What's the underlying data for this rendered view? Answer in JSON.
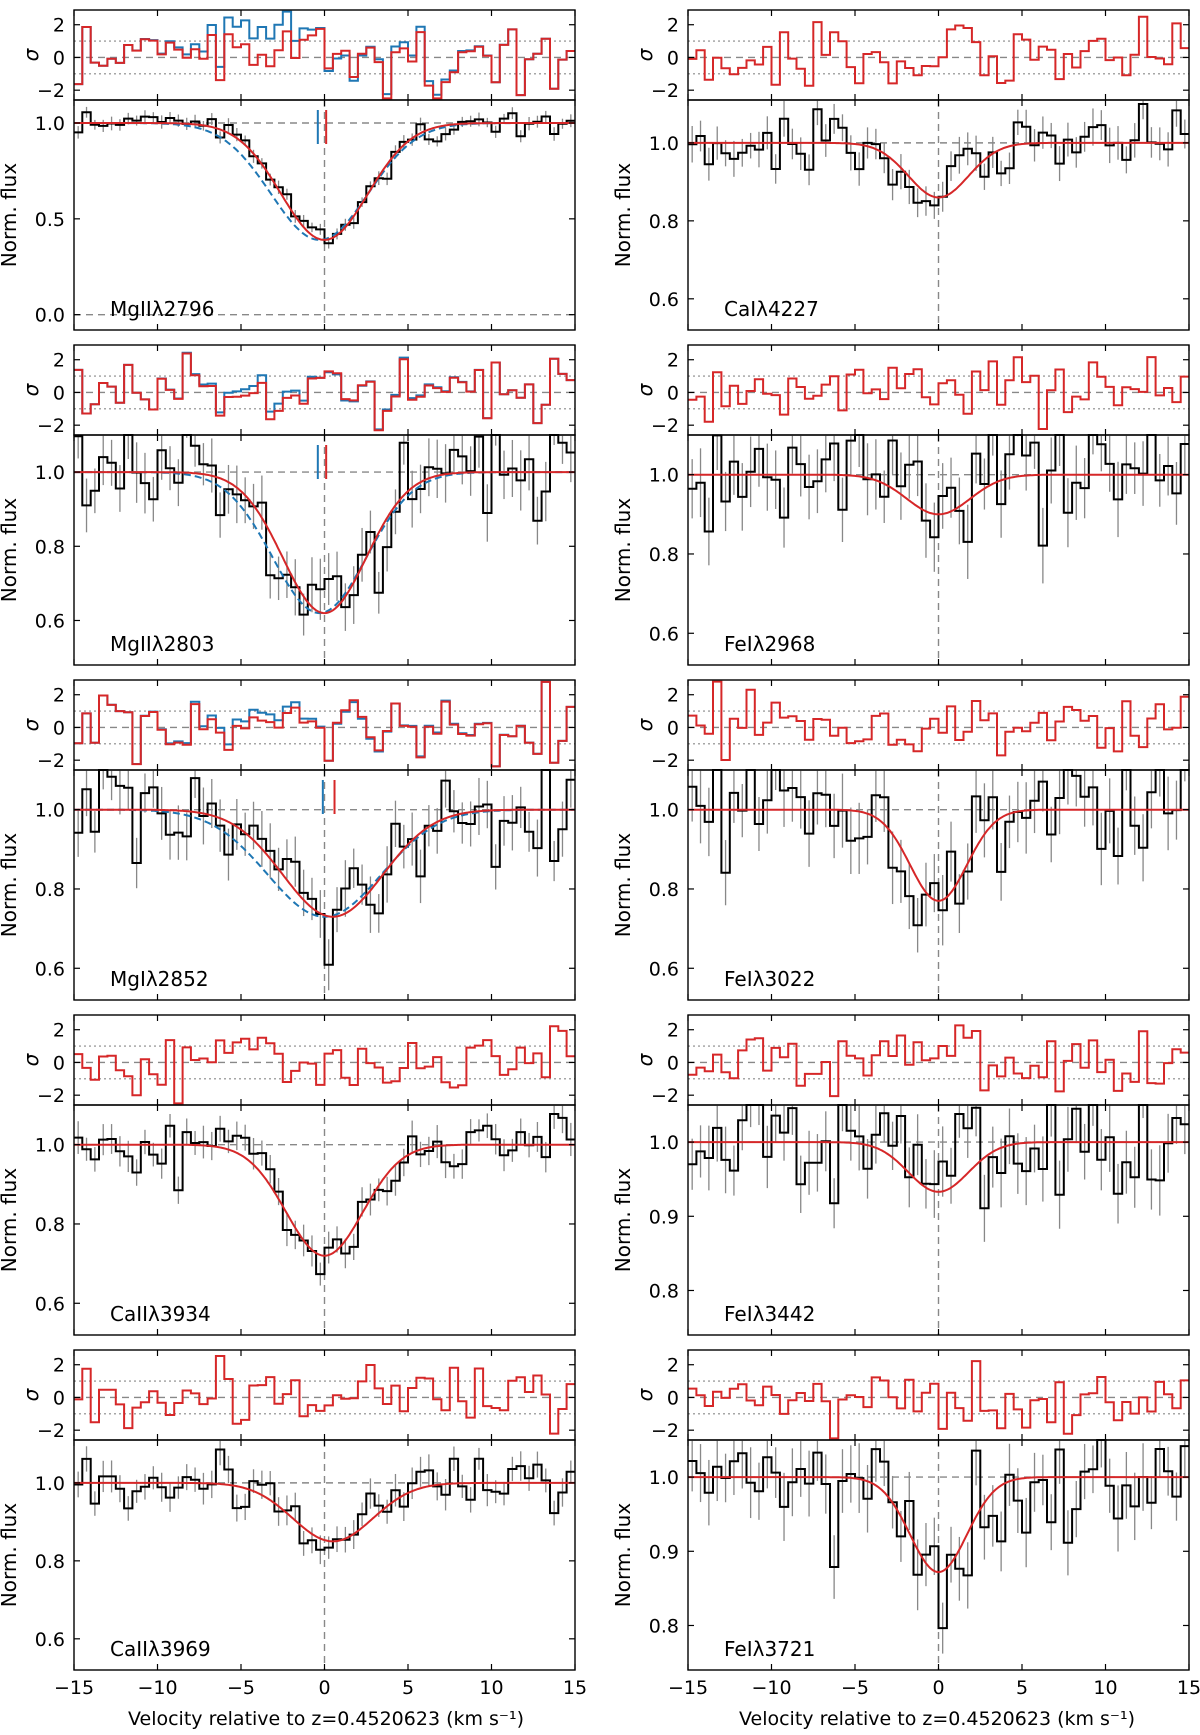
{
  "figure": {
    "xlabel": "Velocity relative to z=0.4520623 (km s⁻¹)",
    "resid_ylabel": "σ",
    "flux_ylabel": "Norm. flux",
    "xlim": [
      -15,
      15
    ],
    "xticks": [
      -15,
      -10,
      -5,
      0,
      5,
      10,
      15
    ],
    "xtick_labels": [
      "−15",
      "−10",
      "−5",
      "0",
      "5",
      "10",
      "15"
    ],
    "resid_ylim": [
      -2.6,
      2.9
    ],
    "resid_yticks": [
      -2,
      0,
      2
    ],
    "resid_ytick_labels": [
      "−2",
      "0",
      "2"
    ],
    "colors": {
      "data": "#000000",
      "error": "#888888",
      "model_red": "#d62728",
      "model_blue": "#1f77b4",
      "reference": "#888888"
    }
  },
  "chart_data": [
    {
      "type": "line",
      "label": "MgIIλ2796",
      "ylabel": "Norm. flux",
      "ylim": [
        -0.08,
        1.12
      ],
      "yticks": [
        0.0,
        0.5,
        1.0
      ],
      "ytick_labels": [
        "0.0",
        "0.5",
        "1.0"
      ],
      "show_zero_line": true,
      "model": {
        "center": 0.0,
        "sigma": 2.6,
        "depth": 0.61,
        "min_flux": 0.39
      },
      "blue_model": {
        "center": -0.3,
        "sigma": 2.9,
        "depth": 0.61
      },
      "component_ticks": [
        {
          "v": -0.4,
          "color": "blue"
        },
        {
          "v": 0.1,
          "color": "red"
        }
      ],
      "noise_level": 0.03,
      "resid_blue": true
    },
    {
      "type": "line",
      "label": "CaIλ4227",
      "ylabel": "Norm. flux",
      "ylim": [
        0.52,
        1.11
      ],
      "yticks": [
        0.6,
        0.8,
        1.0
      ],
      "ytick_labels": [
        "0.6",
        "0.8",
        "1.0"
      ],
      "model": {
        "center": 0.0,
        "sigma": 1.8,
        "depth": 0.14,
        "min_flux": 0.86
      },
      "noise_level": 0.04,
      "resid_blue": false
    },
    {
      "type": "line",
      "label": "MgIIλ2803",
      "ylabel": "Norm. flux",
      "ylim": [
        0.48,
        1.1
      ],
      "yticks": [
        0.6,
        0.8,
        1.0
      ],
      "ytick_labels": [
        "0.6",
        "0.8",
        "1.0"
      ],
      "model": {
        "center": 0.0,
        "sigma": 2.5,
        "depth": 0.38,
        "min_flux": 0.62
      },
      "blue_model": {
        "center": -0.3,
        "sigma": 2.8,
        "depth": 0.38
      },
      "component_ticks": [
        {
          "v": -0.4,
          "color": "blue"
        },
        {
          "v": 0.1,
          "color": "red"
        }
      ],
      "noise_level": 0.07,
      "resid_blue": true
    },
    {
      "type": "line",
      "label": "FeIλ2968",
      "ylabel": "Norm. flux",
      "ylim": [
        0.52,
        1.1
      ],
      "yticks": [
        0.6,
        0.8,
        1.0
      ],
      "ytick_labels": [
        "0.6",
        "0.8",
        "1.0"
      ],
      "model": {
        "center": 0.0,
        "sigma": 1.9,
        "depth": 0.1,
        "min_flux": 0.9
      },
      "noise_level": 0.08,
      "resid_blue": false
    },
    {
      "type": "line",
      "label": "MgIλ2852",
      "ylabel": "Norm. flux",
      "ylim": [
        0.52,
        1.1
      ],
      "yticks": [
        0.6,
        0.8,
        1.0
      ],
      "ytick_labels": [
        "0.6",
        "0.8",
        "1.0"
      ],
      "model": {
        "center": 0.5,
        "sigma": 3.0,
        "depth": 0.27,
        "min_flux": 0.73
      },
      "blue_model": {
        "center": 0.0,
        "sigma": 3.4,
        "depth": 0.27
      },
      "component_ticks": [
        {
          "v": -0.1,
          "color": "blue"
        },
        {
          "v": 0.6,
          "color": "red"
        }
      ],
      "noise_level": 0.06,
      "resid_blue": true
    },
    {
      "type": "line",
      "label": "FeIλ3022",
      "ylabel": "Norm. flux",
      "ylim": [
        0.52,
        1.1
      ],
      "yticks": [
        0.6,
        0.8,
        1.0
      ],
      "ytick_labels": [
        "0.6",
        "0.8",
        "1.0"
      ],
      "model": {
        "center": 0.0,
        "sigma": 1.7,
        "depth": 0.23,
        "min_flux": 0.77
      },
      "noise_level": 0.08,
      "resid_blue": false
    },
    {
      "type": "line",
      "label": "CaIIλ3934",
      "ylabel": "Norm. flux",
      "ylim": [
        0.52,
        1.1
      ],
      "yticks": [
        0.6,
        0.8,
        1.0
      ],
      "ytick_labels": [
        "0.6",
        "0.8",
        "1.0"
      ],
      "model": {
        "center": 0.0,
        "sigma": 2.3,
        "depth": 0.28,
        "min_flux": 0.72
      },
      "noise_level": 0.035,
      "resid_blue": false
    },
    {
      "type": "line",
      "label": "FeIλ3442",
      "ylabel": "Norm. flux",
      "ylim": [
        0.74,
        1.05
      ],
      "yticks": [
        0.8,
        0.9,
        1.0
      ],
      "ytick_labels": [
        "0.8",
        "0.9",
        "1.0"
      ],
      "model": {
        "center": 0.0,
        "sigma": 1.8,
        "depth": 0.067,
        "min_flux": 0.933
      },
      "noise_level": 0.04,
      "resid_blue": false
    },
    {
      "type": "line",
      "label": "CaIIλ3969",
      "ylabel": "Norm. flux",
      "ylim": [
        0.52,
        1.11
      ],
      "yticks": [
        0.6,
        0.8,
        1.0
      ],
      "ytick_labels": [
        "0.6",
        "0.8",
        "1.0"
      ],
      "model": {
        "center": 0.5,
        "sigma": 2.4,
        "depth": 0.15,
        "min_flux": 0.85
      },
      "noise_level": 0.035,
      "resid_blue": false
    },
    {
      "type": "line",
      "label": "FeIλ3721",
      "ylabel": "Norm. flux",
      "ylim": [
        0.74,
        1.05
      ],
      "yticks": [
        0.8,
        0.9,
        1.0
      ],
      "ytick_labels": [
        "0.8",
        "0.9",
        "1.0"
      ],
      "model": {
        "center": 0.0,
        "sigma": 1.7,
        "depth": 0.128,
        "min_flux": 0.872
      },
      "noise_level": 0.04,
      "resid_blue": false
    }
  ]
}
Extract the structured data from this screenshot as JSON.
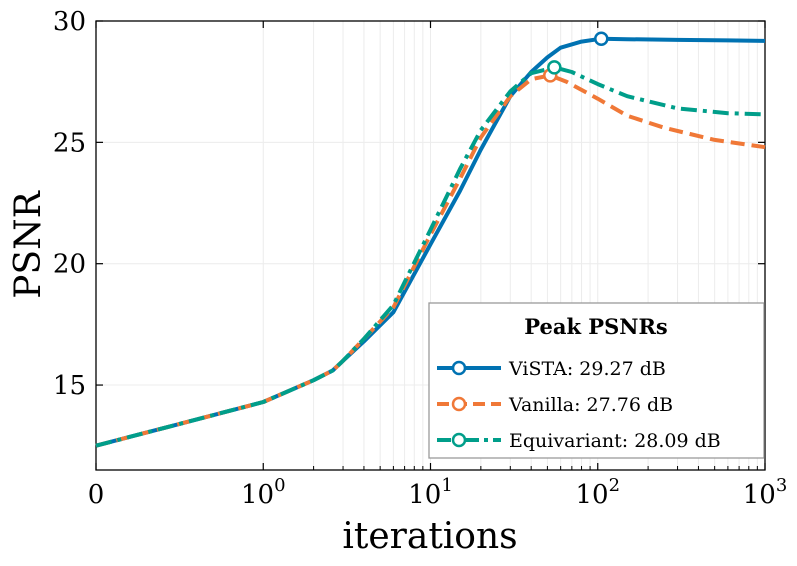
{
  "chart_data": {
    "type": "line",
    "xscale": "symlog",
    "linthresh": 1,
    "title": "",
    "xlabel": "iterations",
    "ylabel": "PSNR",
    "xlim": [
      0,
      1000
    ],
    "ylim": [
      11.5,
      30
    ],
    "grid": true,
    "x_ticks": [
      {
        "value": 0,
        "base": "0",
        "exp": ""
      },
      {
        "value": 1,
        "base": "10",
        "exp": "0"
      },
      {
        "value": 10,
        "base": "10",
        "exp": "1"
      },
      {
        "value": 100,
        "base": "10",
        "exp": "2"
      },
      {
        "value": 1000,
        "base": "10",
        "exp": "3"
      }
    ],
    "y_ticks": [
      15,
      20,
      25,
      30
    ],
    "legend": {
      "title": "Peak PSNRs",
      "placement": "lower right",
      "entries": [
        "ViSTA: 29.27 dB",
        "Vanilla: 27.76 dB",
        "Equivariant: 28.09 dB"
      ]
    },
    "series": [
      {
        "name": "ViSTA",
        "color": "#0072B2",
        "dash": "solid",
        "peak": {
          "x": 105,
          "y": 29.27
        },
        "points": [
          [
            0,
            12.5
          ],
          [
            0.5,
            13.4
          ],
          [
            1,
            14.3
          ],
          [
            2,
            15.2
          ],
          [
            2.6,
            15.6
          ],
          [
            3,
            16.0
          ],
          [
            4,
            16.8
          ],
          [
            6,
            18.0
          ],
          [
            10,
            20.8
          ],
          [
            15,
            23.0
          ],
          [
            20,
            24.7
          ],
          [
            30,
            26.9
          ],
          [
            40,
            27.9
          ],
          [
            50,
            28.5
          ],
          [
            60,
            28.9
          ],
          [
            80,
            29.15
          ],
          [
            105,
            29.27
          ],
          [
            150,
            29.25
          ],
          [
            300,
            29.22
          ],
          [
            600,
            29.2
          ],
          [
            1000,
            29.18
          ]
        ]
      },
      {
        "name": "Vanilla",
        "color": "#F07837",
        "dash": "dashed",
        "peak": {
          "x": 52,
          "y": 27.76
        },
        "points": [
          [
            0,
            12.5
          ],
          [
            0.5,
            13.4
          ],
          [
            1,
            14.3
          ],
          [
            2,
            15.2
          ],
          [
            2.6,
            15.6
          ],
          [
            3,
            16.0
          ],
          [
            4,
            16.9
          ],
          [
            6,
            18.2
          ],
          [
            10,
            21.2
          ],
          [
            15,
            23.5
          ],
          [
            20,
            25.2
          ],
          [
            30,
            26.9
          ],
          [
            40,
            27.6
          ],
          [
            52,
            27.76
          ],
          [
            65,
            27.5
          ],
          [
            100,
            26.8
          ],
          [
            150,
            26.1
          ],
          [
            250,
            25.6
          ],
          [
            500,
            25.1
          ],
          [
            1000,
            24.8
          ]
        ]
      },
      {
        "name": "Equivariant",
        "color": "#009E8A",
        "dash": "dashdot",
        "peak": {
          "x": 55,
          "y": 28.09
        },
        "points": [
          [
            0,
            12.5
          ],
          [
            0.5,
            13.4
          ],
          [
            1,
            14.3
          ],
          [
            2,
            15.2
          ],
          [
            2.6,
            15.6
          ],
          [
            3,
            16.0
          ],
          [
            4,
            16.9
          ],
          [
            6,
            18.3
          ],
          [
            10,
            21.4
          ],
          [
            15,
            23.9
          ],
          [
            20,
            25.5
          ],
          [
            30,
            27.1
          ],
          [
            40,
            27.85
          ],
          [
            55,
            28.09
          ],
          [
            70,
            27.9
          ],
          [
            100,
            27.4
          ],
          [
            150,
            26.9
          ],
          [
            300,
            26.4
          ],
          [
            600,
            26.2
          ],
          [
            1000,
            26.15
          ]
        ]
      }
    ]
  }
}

+===+

- _Instructions to follow_: Pick out and copy every line that contains the word "Equivariant".

- _Full response_:
        "Equivariant: 28.09 dB"
        "name": "Equivariant",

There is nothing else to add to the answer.